_Aim_
Isolate every line in the data with the string "aqui" and copy it.

## Start Dataset excerpts

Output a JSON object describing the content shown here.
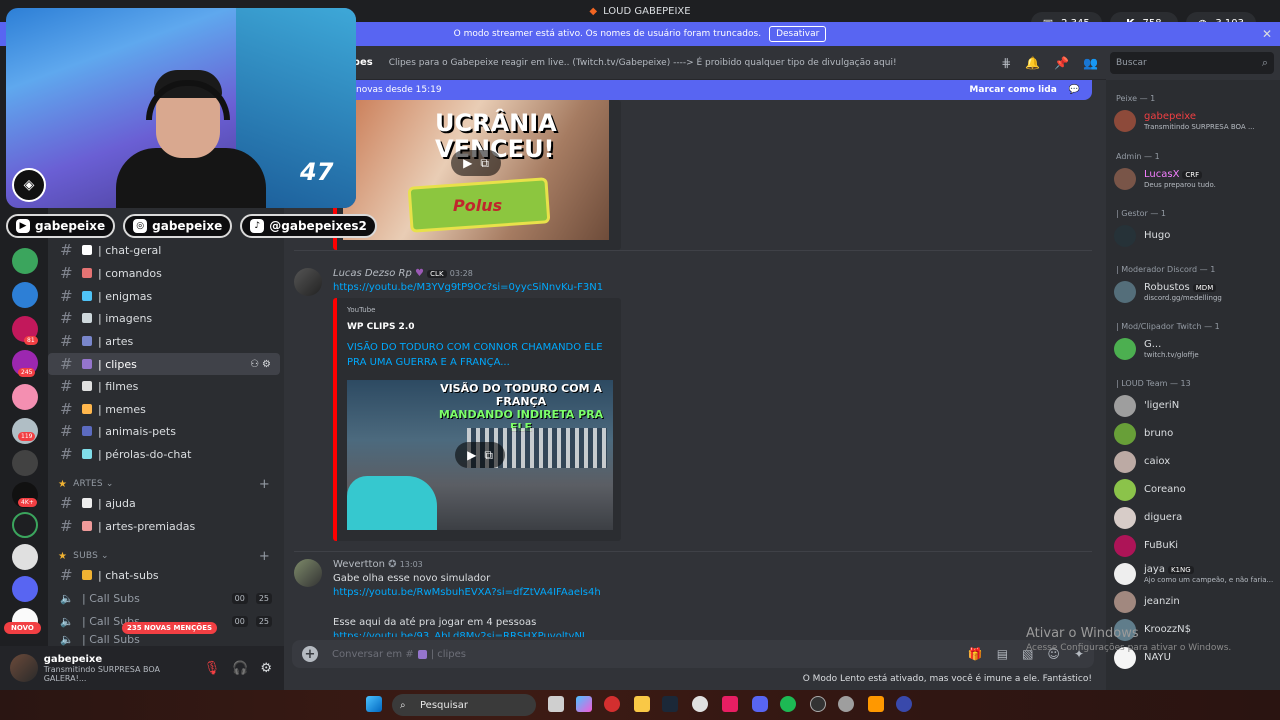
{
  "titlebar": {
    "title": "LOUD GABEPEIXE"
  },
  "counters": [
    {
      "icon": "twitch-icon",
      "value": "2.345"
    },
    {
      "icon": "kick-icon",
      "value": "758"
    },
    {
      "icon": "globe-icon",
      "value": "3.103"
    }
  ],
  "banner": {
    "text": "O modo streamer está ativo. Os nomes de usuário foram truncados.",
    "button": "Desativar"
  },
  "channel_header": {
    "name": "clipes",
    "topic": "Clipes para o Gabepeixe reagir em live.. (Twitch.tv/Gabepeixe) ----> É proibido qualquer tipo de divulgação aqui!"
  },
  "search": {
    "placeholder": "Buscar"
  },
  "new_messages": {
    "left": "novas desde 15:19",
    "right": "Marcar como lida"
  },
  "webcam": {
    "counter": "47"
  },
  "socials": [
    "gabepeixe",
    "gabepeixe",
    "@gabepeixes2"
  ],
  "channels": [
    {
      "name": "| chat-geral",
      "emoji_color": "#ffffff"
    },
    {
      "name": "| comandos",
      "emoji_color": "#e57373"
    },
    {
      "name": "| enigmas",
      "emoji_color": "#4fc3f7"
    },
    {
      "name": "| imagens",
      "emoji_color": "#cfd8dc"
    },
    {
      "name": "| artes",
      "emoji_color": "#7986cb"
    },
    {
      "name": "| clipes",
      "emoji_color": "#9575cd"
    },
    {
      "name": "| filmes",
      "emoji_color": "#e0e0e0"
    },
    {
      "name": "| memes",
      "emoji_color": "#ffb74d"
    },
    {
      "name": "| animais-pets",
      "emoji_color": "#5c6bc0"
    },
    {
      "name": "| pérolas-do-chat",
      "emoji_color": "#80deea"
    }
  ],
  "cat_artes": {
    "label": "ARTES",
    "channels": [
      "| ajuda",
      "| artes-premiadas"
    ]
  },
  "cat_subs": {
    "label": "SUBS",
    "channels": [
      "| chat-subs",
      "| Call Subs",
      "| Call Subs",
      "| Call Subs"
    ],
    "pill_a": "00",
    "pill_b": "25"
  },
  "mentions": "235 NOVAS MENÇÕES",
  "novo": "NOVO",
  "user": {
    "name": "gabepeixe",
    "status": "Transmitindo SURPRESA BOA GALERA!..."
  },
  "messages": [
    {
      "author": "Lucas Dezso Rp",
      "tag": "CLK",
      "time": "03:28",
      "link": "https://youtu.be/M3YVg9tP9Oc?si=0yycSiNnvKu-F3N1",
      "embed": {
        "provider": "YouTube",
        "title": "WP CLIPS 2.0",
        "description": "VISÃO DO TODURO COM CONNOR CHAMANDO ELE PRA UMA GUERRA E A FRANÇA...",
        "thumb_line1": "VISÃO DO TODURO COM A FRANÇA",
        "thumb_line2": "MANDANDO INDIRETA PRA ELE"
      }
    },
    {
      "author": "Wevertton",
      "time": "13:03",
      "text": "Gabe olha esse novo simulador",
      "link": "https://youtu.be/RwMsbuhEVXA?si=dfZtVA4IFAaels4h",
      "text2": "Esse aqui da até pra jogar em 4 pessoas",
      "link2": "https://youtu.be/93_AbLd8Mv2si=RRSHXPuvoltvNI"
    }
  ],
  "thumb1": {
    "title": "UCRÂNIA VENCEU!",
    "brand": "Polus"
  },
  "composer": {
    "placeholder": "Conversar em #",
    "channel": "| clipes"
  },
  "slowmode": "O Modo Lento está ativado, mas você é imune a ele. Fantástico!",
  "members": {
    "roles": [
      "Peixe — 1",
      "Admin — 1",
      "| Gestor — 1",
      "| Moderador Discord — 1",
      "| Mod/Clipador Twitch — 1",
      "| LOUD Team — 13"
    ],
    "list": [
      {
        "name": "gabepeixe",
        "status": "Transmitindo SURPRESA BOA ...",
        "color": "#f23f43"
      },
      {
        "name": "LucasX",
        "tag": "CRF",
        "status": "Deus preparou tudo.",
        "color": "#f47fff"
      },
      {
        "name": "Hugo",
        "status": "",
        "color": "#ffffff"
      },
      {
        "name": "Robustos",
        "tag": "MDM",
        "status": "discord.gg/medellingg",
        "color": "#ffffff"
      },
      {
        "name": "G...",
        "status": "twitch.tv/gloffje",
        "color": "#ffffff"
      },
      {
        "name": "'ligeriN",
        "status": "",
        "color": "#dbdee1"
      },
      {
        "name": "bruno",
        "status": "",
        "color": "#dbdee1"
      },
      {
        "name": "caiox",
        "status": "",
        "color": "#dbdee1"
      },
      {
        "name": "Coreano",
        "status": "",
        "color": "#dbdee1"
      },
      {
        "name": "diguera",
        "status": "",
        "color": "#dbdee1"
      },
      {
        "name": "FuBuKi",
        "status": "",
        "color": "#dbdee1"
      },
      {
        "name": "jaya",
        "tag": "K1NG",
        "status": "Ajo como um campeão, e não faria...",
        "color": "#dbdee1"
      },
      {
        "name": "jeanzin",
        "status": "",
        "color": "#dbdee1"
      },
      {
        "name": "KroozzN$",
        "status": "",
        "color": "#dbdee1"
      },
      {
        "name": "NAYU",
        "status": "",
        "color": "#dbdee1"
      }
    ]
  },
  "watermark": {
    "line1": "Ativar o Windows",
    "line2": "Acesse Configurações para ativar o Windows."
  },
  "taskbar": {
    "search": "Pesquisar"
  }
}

## End Dataset excerpts
## Start Dataset excerpts

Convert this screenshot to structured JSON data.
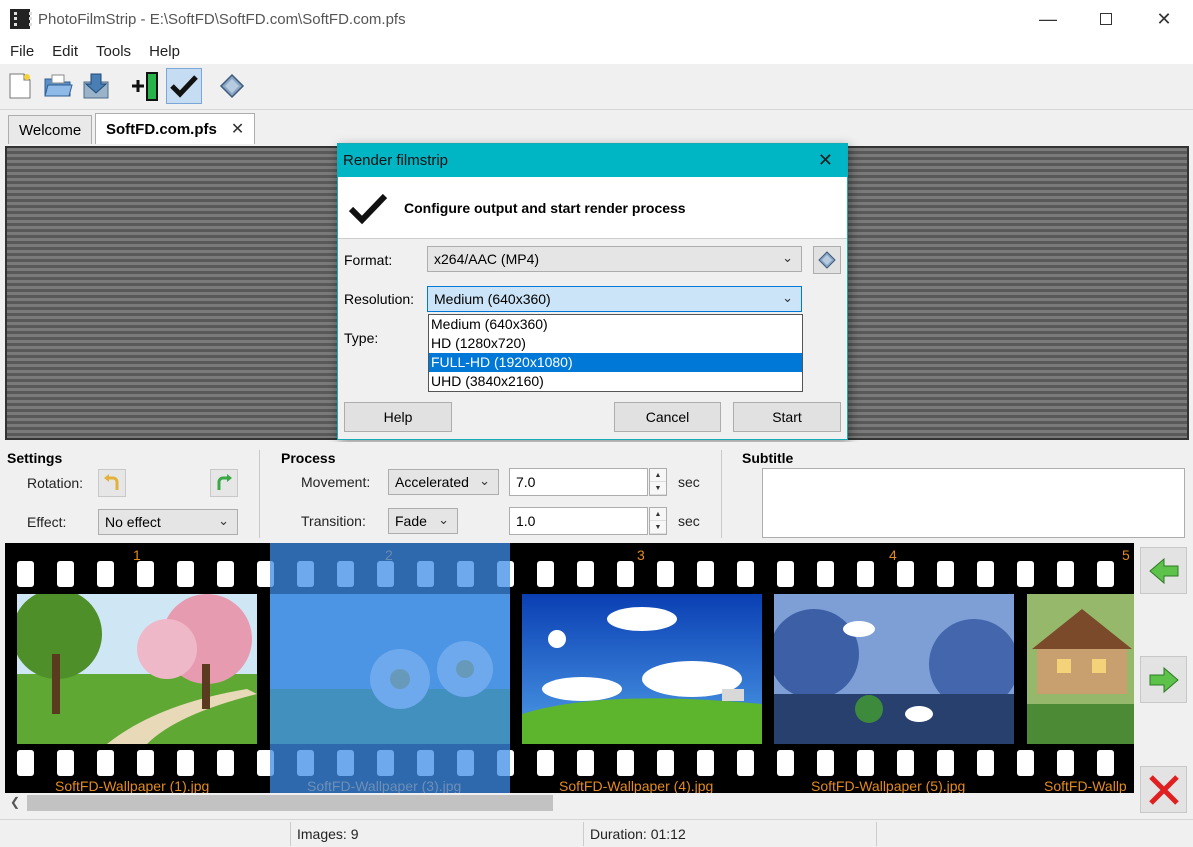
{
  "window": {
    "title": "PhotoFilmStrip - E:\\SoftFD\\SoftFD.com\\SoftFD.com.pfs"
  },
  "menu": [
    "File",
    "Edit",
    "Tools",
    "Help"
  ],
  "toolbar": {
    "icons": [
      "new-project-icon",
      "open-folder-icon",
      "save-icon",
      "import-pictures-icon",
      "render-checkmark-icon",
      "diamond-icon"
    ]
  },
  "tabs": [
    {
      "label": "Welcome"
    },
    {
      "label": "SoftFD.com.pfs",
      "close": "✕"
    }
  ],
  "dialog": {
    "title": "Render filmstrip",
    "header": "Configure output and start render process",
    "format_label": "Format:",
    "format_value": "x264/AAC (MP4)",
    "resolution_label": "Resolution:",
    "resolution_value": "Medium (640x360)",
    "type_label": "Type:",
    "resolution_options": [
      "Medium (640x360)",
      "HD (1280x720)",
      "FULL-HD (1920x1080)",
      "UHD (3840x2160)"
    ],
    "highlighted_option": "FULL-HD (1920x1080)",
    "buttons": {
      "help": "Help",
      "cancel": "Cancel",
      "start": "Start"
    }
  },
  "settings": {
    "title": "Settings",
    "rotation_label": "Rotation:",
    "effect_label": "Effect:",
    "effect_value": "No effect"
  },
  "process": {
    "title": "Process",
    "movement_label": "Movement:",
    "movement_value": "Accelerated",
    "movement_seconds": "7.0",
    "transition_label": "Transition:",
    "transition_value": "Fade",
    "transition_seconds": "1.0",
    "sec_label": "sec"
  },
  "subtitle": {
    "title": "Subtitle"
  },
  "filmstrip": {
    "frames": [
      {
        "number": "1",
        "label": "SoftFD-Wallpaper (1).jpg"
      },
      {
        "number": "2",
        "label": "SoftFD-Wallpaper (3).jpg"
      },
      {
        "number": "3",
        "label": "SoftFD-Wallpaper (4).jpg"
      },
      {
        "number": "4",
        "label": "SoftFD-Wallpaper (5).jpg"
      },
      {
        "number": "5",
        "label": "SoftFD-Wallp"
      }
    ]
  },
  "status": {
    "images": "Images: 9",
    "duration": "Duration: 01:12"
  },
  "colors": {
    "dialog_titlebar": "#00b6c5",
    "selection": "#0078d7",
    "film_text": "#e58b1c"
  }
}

## End Dataset excerpts

_Finished answer_
    "topic": "Clipes para o Gabepeixe reagir em live.. (Twitch.tv/Gabepeixe) ----> É proibido qualquer tipo de divulgação aqui!"
      "text2": "Esse aqui da até pra jogar em 4 pessoas",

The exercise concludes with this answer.